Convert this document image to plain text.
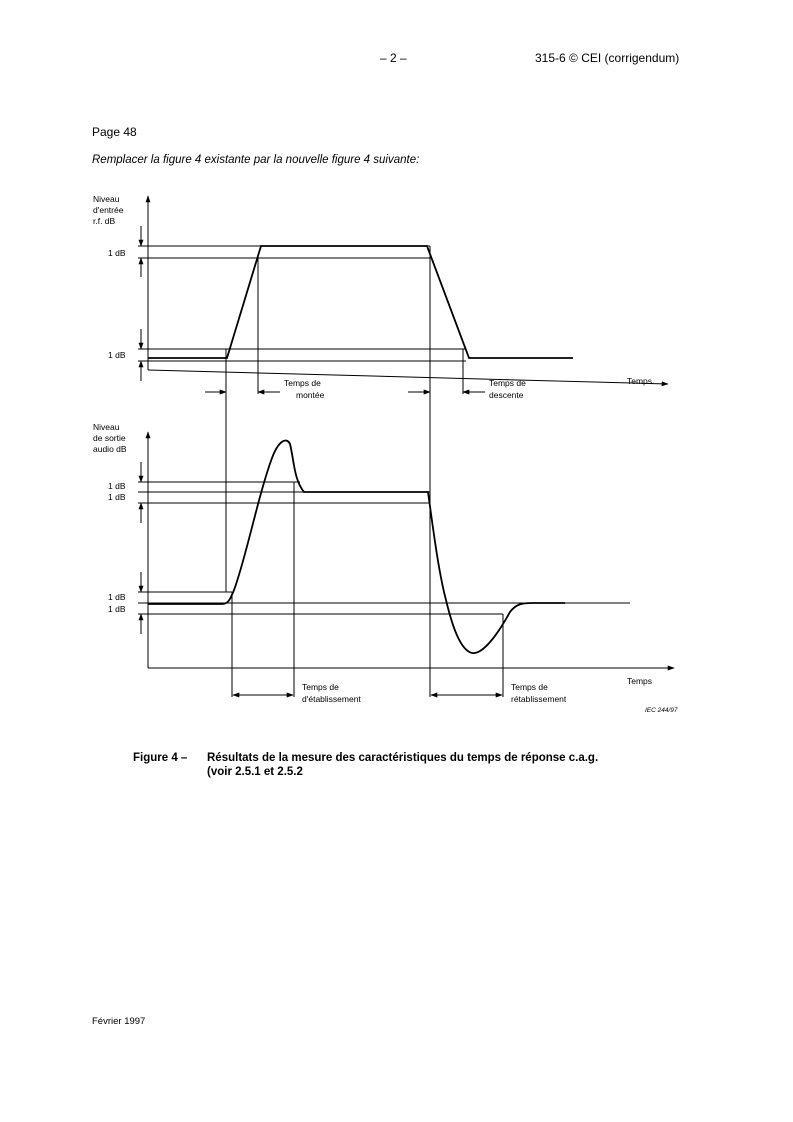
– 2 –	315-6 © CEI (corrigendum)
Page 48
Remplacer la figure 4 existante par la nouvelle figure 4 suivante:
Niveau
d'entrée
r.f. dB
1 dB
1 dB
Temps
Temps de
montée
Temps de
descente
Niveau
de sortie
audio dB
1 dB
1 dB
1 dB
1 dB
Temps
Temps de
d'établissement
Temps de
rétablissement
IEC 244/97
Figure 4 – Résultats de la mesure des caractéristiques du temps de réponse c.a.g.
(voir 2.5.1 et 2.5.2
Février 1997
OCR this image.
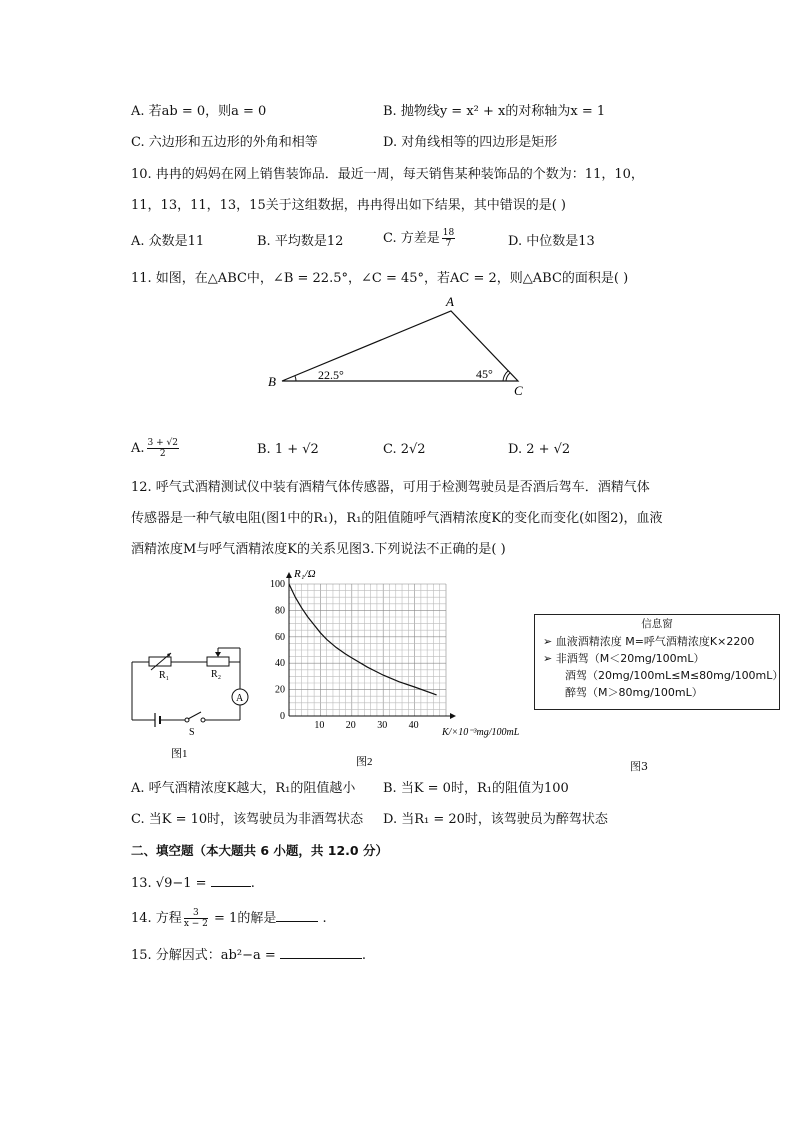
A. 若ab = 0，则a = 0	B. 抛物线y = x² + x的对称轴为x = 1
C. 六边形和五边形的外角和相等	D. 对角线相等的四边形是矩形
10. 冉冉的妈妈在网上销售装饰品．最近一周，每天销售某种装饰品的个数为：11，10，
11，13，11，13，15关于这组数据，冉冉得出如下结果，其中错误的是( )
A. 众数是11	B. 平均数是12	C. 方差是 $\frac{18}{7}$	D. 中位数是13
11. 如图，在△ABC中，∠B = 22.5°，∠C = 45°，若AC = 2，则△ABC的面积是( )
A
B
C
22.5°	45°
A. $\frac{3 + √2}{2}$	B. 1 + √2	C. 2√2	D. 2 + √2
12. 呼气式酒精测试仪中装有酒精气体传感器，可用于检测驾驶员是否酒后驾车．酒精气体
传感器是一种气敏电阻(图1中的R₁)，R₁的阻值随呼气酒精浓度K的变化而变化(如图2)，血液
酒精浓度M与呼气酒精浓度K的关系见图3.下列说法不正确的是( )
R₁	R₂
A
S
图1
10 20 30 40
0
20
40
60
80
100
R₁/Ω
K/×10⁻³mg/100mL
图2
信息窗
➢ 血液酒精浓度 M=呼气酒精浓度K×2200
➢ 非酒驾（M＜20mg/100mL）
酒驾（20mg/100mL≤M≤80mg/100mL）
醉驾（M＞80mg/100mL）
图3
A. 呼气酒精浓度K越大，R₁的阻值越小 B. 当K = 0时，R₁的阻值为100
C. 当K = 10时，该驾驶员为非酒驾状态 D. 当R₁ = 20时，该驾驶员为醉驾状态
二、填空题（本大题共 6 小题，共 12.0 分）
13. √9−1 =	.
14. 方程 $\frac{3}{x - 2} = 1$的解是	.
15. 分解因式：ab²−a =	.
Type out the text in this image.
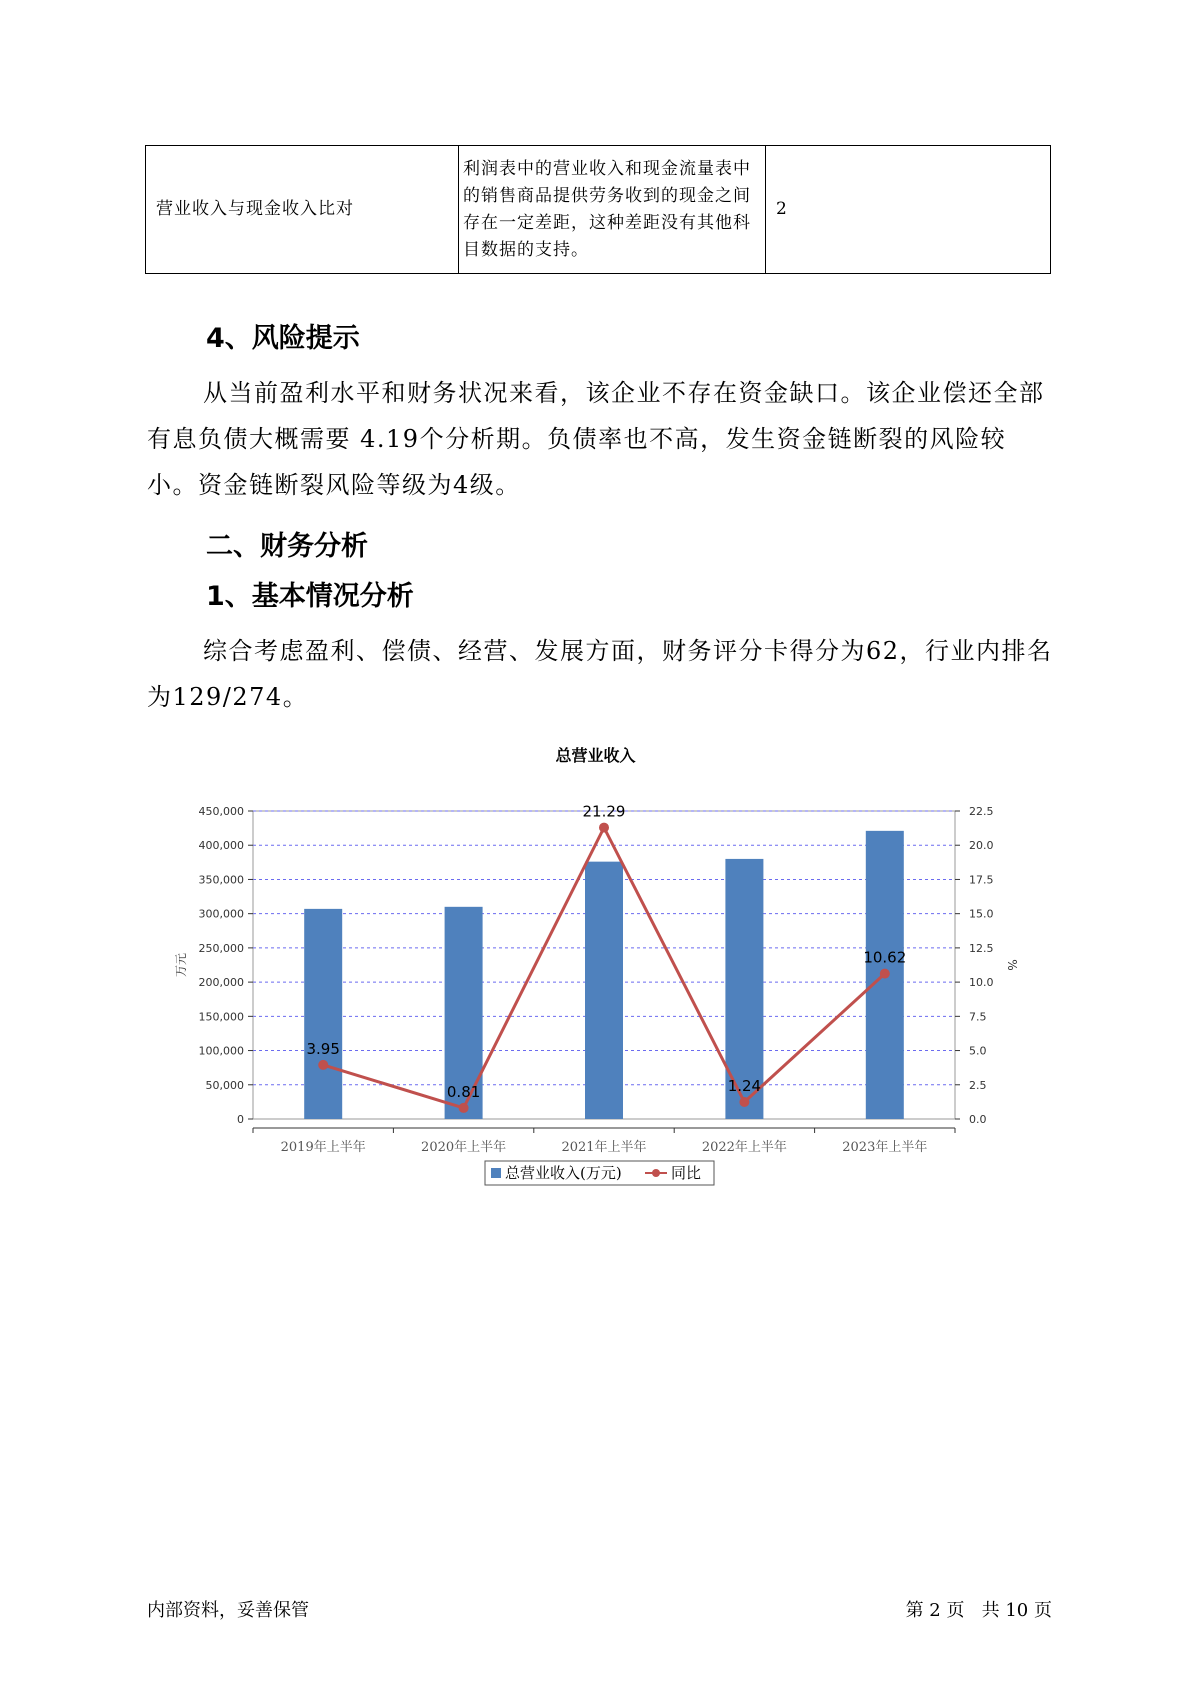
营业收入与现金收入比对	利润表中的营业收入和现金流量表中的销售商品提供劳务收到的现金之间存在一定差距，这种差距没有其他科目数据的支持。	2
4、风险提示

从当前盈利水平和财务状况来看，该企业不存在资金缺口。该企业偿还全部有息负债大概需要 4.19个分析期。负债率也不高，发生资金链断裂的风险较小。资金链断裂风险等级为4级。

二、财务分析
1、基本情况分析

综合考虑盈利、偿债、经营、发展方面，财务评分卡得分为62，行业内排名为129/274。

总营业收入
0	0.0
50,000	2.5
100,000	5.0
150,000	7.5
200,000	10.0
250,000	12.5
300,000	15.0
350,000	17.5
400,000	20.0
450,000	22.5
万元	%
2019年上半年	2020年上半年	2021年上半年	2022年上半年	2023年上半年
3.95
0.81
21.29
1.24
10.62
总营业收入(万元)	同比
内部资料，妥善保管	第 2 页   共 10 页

Stated problem: Copy every line of the listing that contains the word "this".

Finished exercise:
Convert this document image to plain text.
OCR this image.
Type out the text in this image.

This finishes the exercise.